DATA PROVIDED.

· · · ·

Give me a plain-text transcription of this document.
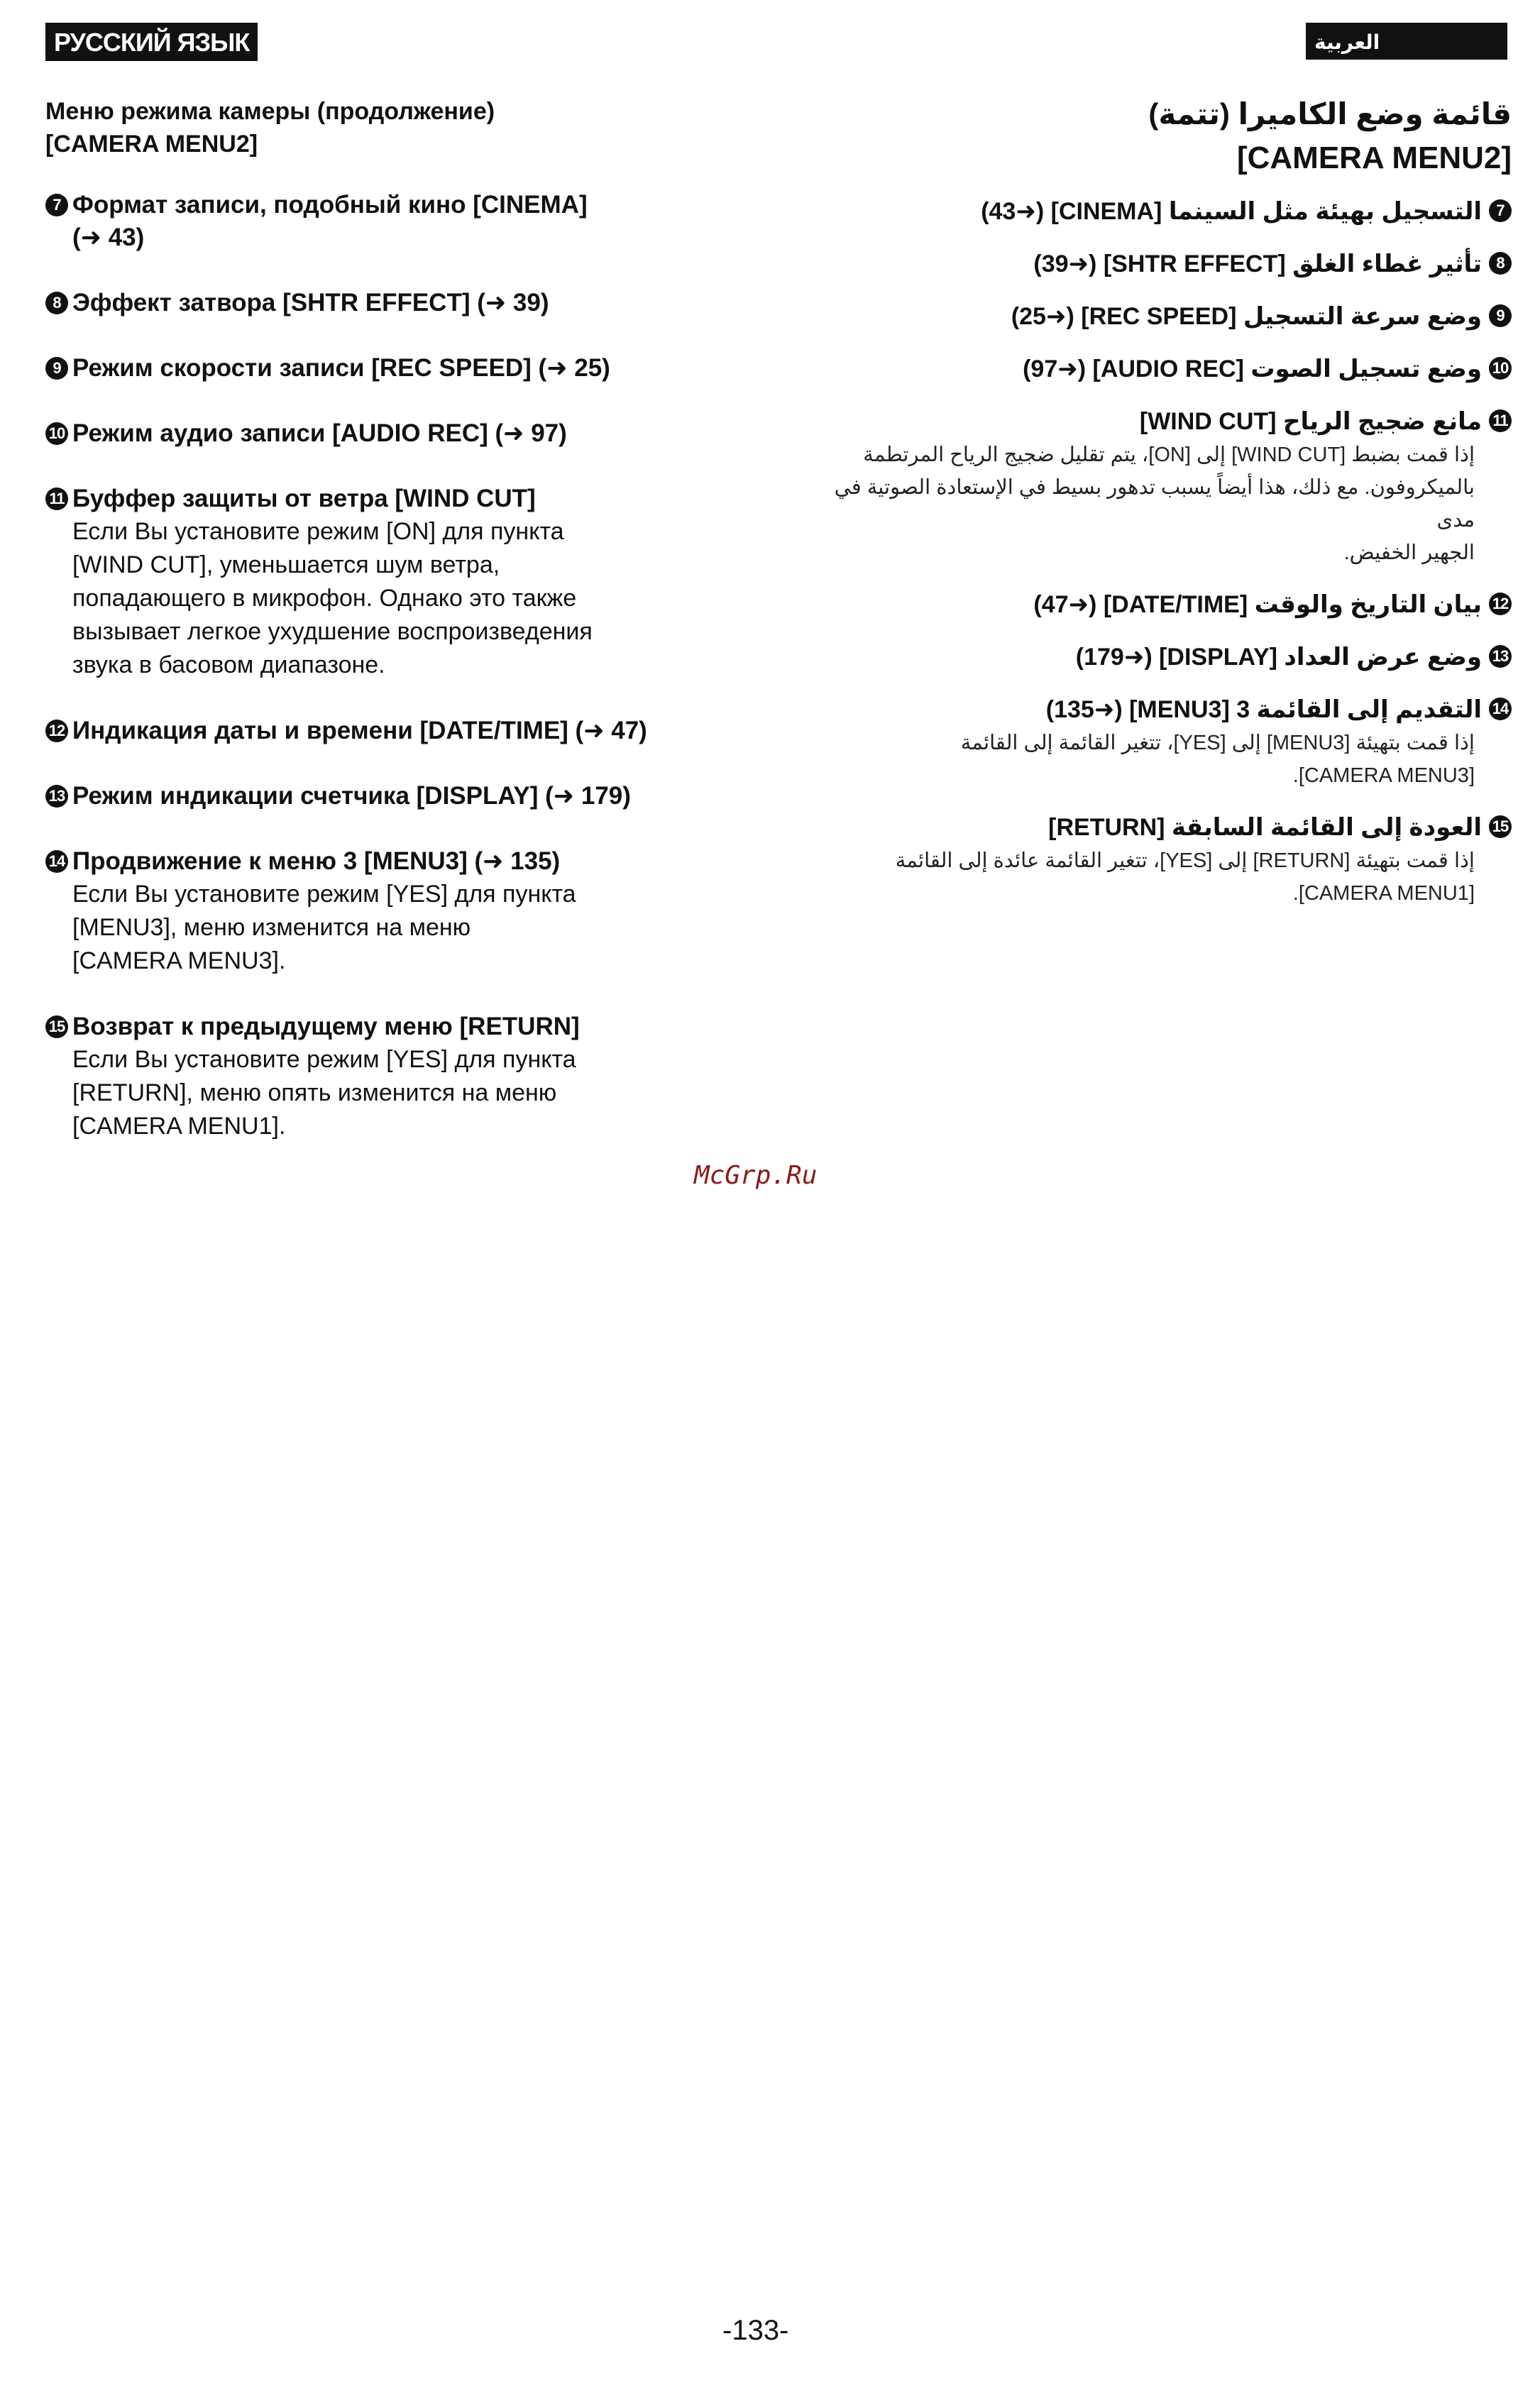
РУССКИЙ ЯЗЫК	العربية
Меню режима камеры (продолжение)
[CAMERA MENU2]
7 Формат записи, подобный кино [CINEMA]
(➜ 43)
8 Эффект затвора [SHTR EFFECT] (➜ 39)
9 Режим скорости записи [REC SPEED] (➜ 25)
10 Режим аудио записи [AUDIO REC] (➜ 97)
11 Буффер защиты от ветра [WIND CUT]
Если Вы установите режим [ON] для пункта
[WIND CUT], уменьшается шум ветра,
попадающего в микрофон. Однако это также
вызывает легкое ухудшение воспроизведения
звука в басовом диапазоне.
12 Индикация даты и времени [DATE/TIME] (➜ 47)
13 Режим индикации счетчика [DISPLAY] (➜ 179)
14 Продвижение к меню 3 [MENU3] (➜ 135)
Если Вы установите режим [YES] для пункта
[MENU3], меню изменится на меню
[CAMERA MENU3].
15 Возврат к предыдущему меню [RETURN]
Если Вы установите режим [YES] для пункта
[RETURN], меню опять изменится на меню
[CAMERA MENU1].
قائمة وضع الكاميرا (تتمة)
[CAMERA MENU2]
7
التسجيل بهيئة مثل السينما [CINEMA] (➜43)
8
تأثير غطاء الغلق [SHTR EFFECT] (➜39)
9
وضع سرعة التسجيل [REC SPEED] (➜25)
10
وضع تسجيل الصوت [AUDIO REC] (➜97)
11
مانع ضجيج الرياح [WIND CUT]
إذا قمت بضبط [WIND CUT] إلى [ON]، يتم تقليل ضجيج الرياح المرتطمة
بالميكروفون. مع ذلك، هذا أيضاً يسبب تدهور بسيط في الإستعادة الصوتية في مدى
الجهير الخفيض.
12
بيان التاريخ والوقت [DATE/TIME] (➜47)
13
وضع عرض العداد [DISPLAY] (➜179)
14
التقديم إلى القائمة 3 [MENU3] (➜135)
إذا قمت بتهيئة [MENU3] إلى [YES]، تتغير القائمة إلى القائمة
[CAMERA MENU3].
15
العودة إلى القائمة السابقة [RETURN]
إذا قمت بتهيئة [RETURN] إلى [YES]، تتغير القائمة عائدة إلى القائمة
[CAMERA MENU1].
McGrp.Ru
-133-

· · · ·

Read the data above and pull out each line that holds the string "записи".

COMPLETED EXERCISE.
7 Формат записи, подобный кино [CINEMA]
9 Режим скорости записи [REC SPEED] (➜ 25)
10 Режим аудио записи [AUDIO REC] (➜ 97)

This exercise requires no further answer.